_What you have to do_
Any picture among the records should be left out, please; retype the rest exactly.

_Collected data entries_
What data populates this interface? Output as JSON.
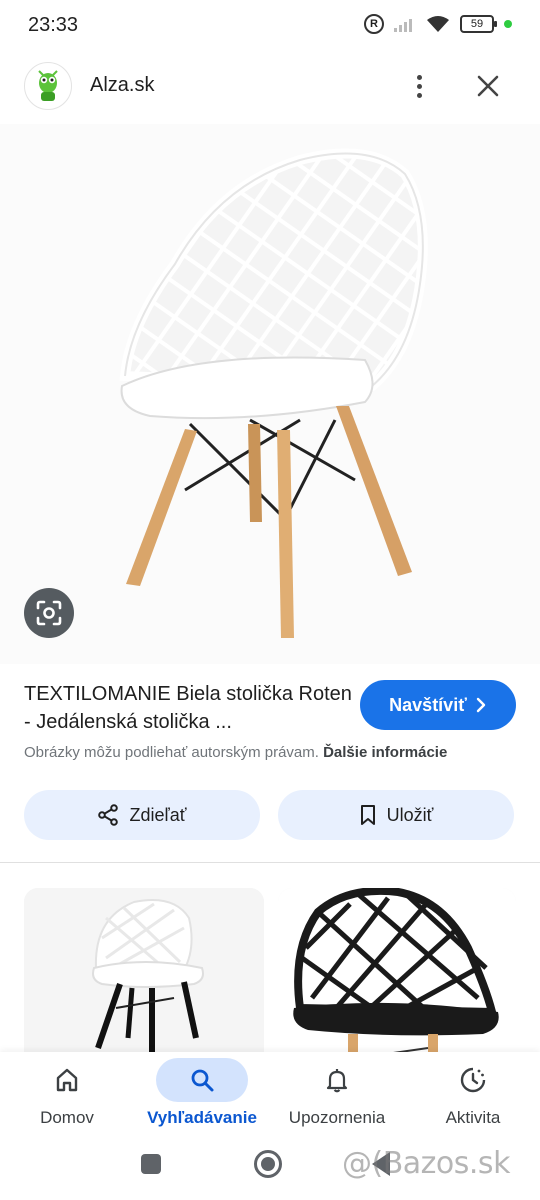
{
  "status_bar": {
    "time": "23:33",
    "registered_mark": "R",
    "battery": "59"
  },
  "header": {
    "site_name": "Alza.sk",
    "logo_icon": "alza-alien-icon",
    "more_icon": "more-vert-icon",
    "close_icon": "close-icon"
  },
  "hero": {
    "image": "white-lattice-chair-photo",
    "lens_icon": "google-lens-icon"
  },
  "result": {
    "title": "TEXTILOMANIE Biela stolička Roten - Jedálenská stolička ...",
    "visit_label": "Navštíviť",
    "copyright_text": "Obrázky môžu podliehať autorským právam.",
    "more_info_label": "Ďalšie informácie"
  },
  "actions": {
    "share_label": "Zdieľať",
    "save_label": "Uložiť"
  },
  "related": [
    {
      "image": "white-chair-black-legs-photo"
    },
    {
      "image": "black-lattice-chair-photo"
    }
  ],
  "bottom_nav": [
    {
      "label": "Domov",
      "icon": "home-icon",
      "active": false
    },
    {
      "label": "Vyhľadávanie",
      "icon": "search-icon",
      "active": true
    },
    {
      "label": "Upozornenia",
      "icon": "bell-icon",
      "active": false
    },
    {
      "label": "Aktivita",
      "icon": "activity-icon",
      "active": false
    }
  ],
  "watermark": "@(Bazos.sk",
  "colors": {
    "accent": "#1a73e8",
    "pill_bg": "#e8f0fe",
    "nav_active_bg": "#d3e3fd",
    "nav_active_text": "#0b57d0"
  }
}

_Result below_
What data populates this interface? Output as JSON.
{
  "status_bar": {
    "time": "23:33",
    "registered_mark": "R",
    "battery": "59"
  },
  "header": {
    "site_name": "Alza.sk",
    "logo_icon": "alza-alien-icon",
    "more_icon": "more-vert-icon",
    "close_icon": "close-icon"
  },
  "hero": {
    "image": "white-lattice-chair-photo",
    "lens_icon": "google-lens-icon"
  },
  "result": {
    "title": "TEXTILOMANIE Biela stolička Roten - Jedálenská stolička ...",
    "visit_label": "Navštíviť",
    "copyright_text": "Obrázky môžu podliehať autorským právam.",
    "more_info_label": "Ďalšie informácie"
  },
  "actions": {
    "share_label": "Zdieľať",
    "save_label": "Uložiť"
  },
  "related": [
    {
      "image": "white-chair-black-legs-photo"
    },
    {
      "image": "black-lattice-chair-photo"
    }
  ],
  "bottom_nav": [
    {
      "label": "Domov",
      "icon": "home-icon",
      "active": false
    },
    {
      "label": "Vyhľadávanie",
      "icon": "search-icon",
      "active": true
    },
    {
      "label": "Upozornenia",
      "icon": "bell-icon",
      "active": false
    },
    {
      "label": "Aktivita",
      "icon": "activity-icon",
      "active": false
    }
  ],
  "watermark": "@(Bazos.sk",
  "colors": {
    "accent": "#1a73e8",
    "pill_bg": "#e8f0fe",
    "nav_active_bg": "#d3e3fd",
    "nav_active_text": "#0b57d0"
  }
}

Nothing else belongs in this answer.